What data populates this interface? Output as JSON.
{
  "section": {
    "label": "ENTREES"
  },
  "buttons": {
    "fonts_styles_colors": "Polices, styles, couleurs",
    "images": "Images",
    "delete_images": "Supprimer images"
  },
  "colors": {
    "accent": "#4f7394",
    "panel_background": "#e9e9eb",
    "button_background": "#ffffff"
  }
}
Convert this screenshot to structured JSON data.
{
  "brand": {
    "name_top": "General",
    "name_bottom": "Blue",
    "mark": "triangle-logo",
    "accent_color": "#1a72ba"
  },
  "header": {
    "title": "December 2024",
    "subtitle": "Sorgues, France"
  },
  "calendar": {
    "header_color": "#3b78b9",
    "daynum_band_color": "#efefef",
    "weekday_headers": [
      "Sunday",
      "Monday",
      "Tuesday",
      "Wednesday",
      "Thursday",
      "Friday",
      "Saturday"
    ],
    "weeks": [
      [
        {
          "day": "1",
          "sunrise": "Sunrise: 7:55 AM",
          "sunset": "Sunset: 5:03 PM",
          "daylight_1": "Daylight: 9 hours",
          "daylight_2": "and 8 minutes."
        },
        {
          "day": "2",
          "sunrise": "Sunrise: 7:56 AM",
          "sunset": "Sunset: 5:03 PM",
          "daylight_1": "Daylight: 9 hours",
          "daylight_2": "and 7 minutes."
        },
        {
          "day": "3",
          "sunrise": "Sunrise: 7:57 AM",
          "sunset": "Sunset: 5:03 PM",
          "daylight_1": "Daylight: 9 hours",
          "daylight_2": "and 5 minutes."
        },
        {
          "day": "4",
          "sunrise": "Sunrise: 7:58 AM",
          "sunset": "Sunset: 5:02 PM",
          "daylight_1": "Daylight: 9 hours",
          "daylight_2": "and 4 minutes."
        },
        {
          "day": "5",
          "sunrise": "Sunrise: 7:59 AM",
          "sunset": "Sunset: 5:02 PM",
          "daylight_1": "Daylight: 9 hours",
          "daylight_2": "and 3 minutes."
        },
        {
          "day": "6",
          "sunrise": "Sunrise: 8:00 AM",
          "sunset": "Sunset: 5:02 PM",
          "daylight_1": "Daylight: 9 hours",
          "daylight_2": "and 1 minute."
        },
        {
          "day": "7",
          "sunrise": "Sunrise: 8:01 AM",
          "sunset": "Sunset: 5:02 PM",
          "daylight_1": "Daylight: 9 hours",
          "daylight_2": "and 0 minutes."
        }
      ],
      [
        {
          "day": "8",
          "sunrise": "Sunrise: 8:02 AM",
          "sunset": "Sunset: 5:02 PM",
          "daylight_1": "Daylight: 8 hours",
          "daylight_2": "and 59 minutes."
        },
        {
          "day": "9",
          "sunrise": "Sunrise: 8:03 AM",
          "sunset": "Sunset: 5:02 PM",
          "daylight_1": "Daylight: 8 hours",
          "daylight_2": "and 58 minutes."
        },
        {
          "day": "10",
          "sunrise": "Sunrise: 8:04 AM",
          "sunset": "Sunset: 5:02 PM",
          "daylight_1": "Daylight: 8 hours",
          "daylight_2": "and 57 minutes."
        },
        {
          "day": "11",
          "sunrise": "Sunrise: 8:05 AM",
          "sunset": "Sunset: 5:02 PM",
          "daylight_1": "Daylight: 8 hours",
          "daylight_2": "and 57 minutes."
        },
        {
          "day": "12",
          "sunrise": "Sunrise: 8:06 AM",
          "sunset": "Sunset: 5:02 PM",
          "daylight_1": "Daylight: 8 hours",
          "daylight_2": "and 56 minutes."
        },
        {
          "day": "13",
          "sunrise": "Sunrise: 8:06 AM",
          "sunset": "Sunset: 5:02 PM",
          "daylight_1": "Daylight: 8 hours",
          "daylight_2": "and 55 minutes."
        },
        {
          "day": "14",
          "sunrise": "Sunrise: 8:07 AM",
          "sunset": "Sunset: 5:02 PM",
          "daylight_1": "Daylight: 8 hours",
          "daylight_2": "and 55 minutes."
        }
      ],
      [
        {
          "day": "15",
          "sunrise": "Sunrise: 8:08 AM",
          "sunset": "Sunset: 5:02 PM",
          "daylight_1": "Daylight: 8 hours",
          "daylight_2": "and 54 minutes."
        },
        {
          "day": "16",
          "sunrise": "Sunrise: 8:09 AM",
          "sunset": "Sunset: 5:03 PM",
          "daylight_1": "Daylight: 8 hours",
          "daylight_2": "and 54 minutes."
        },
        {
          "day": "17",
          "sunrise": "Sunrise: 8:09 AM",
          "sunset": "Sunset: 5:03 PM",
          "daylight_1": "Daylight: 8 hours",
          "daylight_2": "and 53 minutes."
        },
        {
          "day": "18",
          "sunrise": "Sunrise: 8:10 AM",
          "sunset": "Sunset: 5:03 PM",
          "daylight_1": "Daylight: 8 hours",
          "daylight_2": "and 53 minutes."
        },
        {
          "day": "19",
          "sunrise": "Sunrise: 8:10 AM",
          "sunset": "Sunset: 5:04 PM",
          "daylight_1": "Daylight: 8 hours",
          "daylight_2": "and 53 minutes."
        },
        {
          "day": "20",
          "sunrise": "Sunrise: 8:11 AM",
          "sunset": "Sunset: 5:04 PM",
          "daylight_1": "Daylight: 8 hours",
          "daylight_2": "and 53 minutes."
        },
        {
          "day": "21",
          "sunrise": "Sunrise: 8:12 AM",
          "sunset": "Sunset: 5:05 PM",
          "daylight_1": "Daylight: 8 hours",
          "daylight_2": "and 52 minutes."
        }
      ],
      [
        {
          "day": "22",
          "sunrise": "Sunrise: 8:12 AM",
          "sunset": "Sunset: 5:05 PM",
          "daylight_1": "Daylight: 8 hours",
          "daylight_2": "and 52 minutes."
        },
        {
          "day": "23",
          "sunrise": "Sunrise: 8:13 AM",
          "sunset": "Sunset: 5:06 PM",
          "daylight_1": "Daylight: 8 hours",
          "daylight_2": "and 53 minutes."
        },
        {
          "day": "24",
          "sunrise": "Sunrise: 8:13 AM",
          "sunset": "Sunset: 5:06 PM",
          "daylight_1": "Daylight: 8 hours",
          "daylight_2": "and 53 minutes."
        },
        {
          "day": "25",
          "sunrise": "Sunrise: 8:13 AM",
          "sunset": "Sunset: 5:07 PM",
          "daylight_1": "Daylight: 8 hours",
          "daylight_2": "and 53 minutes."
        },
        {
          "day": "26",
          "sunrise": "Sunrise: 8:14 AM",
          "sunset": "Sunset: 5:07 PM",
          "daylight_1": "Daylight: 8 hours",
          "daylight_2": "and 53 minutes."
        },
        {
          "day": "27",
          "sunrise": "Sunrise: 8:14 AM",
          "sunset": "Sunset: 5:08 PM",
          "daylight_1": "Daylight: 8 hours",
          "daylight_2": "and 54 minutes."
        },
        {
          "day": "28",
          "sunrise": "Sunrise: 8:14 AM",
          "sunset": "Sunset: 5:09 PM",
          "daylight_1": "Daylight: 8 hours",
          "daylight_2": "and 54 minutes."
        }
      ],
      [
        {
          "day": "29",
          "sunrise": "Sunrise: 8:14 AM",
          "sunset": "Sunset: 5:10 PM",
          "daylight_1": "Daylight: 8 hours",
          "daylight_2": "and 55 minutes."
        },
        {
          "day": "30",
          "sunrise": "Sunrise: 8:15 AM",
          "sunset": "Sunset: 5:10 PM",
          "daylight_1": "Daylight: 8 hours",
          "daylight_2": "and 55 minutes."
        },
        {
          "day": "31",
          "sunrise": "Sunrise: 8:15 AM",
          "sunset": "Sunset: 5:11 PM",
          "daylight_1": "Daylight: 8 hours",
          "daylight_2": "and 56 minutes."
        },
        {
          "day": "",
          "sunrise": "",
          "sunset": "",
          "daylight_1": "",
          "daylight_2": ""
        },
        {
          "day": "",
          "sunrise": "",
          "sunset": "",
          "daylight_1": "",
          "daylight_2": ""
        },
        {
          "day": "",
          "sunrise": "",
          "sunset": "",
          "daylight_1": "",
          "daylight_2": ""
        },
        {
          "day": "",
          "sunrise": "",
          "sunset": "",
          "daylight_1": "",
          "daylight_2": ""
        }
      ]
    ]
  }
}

================

## TASK OBJECTIVE:
Return each line among the entries that holds the word "data".

## RESPONSE BELOW:
What data populates this interface? Output as JSON.
Convert this screenshot to structured JSON data.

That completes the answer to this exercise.